● **Task**
Check each line of the data below for the word "advertising", then extract the ones that have it.

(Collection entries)
· · · ·

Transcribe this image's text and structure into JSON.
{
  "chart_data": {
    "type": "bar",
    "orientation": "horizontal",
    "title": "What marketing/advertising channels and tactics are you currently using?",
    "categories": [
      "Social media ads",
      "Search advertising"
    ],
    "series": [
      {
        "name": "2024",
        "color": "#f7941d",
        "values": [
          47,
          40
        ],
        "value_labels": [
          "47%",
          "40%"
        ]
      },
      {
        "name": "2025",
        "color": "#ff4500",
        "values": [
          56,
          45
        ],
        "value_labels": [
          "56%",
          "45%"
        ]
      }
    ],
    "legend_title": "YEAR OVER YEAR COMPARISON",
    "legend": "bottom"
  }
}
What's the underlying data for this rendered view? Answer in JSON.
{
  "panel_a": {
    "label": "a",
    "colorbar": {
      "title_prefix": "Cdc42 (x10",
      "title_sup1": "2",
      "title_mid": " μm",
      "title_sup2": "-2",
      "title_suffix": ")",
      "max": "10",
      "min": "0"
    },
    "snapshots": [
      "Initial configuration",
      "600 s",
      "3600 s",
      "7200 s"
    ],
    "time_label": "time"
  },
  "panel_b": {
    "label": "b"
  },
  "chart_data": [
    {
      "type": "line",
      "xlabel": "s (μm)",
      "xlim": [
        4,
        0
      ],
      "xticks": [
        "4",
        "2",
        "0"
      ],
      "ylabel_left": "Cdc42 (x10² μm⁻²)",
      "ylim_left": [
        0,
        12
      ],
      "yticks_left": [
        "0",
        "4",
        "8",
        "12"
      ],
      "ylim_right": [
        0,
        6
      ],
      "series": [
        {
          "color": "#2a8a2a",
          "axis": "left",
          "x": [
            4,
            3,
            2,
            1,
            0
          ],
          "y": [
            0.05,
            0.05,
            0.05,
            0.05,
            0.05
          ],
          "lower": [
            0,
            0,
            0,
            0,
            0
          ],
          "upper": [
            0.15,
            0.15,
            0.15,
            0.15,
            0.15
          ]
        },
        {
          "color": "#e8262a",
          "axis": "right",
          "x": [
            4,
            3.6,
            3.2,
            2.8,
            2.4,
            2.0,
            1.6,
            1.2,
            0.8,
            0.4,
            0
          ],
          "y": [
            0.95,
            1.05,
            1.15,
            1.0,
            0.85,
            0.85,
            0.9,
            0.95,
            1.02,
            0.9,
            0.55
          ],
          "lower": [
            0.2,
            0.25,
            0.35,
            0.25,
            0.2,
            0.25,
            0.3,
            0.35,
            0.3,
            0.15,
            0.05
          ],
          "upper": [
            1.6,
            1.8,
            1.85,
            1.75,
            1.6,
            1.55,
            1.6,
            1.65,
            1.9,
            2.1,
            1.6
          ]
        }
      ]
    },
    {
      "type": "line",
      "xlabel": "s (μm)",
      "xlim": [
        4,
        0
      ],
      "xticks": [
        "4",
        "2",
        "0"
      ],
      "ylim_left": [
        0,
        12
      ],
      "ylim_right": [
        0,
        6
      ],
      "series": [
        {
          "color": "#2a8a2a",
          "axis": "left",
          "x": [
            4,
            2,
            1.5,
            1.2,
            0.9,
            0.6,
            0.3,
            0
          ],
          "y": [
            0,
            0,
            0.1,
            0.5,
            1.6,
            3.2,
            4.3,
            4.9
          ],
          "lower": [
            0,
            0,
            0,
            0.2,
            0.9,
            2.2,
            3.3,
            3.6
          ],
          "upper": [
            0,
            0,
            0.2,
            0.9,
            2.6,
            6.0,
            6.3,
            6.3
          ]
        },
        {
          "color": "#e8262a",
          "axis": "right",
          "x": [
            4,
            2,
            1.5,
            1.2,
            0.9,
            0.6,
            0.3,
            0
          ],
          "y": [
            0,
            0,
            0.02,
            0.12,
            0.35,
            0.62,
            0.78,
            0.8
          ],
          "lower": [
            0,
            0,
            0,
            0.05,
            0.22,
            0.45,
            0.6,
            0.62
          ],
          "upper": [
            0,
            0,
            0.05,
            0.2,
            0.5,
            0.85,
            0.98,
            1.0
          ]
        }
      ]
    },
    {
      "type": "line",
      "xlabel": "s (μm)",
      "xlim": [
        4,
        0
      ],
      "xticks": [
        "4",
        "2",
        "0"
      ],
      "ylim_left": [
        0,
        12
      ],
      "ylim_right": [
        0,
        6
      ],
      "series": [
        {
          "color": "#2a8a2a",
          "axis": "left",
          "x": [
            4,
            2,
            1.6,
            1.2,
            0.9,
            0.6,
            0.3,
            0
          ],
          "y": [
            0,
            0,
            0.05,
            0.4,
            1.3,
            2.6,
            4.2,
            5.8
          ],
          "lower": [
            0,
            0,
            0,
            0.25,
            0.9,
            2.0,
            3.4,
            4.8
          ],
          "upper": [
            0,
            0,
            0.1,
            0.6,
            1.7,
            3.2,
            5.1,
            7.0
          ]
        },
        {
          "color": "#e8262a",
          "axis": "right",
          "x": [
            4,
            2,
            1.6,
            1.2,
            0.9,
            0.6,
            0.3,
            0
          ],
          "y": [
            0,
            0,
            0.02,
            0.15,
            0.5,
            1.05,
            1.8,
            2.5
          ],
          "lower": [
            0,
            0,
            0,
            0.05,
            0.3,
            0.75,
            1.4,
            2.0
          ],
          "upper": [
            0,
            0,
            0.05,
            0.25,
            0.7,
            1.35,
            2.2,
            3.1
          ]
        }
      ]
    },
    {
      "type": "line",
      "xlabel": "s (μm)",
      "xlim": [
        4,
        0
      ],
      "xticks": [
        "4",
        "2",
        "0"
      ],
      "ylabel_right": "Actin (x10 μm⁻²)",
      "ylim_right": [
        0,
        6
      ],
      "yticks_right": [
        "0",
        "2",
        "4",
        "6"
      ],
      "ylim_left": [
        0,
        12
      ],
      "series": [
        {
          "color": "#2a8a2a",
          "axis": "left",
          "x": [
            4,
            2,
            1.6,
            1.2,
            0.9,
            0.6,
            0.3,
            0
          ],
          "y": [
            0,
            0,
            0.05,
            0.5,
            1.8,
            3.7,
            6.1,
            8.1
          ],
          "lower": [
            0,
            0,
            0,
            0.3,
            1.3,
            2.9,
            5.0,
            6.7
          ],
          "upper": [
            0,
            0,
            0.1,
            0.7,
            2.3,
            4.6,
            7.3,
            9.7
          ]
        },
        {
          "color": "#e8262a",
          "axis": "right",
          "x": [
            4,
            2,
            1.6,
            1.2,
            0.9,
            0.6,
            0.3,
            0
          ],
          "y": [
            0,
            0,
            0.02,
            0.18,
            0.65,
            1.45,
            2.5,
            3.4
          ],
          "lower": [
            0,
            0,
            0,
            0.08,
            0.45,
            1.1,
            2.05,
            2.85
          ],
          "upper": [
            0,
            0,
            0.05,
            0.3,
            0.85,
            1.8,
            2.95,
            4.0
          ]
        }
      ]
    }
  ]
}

· · · ·

● **Solved exercise**
    "title": "What marketing/advertising channels and tactics are you currently using?",
      "Search advertising"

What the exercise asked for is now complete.